- WORK TO BE COMPLETED -
Your task is to repeat all of the material exactly.

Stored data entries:
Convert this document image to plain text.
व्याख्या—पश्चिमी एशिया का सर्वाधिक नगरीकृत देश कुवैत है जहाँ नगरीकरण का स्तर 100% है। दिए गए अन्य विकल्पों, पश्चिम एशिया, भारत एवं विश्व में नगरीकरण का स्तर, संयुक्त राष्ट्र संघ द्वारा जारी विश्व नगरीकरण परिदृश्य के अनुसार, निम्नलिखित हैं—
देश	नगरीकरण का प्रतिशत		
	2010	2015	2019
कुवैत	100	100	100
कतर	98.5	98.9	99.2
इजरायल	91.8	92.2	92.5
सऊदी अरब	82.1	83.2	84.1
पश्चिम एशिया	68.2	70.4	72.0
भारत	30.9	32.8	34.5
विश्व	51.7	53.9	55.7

- RESPONSE TO THIS EXERCISE -
Convert this document image to plain text.
व्याख्या—पश्चिमी एशिया का सर्वाधिक नगरीकृत देश कुवैत है जहाँ नगरीकरण का स्तर 100% है। दिए गए अन्य विकल्पों, पश्चिम एशिया, भारत एवं विश्व में नगरीकरण का स्तर, संयुक्त राष्ट्र संघ द्वारा जारी विश्व नगरीकरण परिदृश्य के अनुसार, निम्नलिखित हैं—
देश	नगरीकरण का प्रतिशत		
	2010	2015	2019
कुवैत	100	100	100
कतर	98.5	98.9	99.2
इजरायल	91.8	92.2	92.5
सऊदी अरब	82.1	83.2	84.1
पश्चिम एशिया	68.2	70.4	72.0
भारत	30.9	32.8	34.5
विश्व	51.7	53.9	55.7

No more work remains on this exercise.